WRITTEN TASK:
Word for word, restate every line of the listing that follows.

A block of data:
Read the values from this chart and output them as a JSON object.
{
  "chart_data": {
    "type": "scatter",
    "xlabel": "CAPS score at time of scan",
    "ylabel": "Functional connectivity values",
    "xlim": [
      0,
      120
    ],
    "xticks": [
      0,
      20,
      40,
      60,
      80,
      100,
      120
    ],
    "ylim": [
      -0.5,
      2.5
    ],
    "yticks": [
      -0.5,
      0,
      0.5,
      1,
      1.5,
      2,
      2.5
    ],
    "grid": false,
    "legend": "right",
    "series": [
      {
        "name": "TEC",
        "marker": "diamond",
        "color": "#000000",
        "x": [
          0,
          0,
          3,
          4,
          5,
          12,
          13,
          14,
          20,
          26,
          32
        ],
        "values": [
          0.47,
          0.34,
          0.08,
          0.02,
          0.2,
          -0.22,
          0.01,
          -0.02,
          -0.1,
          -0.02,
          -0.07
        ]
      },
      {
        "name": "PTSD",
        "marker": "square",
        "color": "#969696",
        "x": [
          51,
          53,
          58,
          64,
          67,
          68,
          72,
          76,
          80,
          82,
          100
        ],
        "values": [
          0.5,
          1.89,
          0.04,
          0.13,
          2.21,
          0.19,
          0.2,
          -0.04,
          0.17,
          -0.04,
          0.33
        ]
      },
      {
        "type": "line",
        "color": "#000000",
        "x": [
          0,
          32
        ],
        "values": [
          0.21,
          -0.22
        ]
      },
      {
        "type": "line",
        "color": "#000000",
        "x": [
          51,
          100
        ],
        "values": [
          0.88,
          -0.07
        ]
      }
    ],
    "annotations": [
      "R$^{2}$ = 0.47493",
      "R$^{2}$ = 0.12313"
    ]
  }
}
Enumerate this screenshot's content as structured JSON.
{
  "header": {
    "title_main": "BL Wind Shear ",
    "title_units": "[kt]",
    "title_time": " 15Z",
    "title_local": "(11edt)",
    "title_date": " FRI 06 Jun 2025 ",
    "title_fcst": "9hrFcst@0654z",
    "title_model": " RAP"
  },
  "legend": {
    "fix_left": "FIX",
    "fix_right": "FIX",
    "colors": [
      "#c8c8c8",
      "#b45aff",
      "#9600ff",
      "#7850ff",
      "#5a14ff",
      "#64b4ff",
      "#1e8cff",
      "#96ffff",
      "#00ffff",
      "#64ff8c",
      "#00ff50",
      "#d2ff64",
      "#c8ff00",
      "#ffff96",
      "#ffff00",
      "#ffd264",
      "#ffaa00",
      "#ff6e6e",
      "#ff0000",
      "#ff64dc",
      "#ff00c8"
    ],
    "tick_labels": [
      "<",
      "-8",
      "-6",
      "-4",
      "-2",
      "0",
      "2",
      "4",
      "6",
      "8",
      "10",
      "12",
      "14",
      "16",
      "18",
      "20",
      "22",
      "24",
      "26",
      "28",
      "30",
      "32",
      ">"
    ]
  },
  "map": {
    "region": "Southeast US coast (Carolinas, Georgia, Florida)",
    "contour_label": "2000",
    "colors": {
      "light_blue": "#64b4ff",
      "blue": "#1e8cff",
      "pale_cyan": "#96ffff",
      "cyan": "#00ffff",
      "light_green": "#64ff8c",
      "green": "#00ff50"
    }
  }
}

EXPECTED ANSWER:
Read the values from this chart and output them as a JSON object.
{
  "chart_data": {
    "type": "scatter",
    "xlabel": "CAPS score at time of scan",
    "ylabel": "Functional connectivity values",
    "xlim": [
      0,
      120
    ],
    "xticks": [
      0,
      20,
      40,
      60,
      80,
      100,
      120
    ],
    "ylim": [
      -0.5,
      2.5
    ],
    "yticks": [
      -0.5,
      0,
      0.5,
      1,
      1.5,
      2,
      2.5
    ],
    "grid": false,
    "legend": "right",
    "series": [
      {
        "name": "TEC",
        "marker": "diamond",
        "color": "#000000",
        "x": [
          0,
          0,
          3,
          4,
          5,
          12,
          13,
          14,
          20,
          26,
          32
        ],
        "values": [
          0.47,
          0.34,
          0.08,
          0.02,
          0.2,
          -0.22,
          0.01,
          -0.02,
          -0.1,
          -0.02,
          -0.07
        ]
      },
      {
        "name": "PTSD",
        "marker": "square",
        "color": "#969696",
        "x": [
          51,
          53,
          58,
          64,
          67,
          68,
          72,
          76,
          80,
          82,
          100
        ],
        "values": [
          0.5,
          1.89,
          0.04,
          0.13,
          2.21,
          0.19,
          0.2,
          -0.04,
          0.17,
          -0.04,
          0.33
        ]
      },
      {
        "type": "line",
        "color": "#000000",
        "x": [
          0,
          32
        ],
        "values": [
          0.21,
          -0.22
        ]
      },
      {
        "type": "line",
        "color": "#000000",
        "x": [
          51,
          100
        ],
        "values": [
          0.88,
          -0.07
        ]
      }
    ],
    "annotations": [
      "R$^{2}$ = 0.47493",
      "R$^{2}$ = 0.12313"
    ]
  }
}
Enumerate this screenshot's content as structured JSON.
{
  "header": {
    "title_main": "BL Wind Shear ",
    "title_units": "[kt]",
    "title_time": " 15Z",
    "title_local": "(11edt)",
    "title_date": " FRI 06 Jun 2025 ",
    "title_fcst": "9hrFcst@0654z",
    "title_model": " RAP"
  },
  "legend": {
    "fix_left": "FIX",
    "fix_right": "FIX",
    "colors": [
      "#c8c8c8",
      "#b45aff",
      "#9600ff",
      "#7850ff",
      "#5a14ff",
      "#64b4ff",
      "#1e8cff",
      "#96ffff",
      "#00ffff",
      "#64ff8c",
      "#00ff50",
      "#d2ff64",
      "#c8ff00",
      "#ffff96",
      "#ffff00",
      "#ffd264",
      "#ffaa00",
      "#ff6e6e",
      "#ff0000",
      "#ff64dc",
      "#ff00c8"
    ],
    "tick_labels": [
      "<",
      "-8",
      "-6",
      "-4",
      "-2",
      "0",
      "2",
      "4",
      "6",
      "8",
      "10",
      "12",
      "14",
      "16",
      "18",
      "20",
      "22",
      "24",
      "26",
      "28",
      "30",
      "32",
      ">"
    ]
  },
  "map": {
    "region": "Southeast US coast (Carolinas, Georgia, Florida)",
    "contour_label": "2000",
    "colors": {
      "light_blue": "#64b4ff",
      "blue": "#1e8cff",
      "pale_cyan": "#96ffff",
      "cyan": "#00ffff",
      "light_green": "#64ff8c",
      "green": "#00ff50"
    }
  }
}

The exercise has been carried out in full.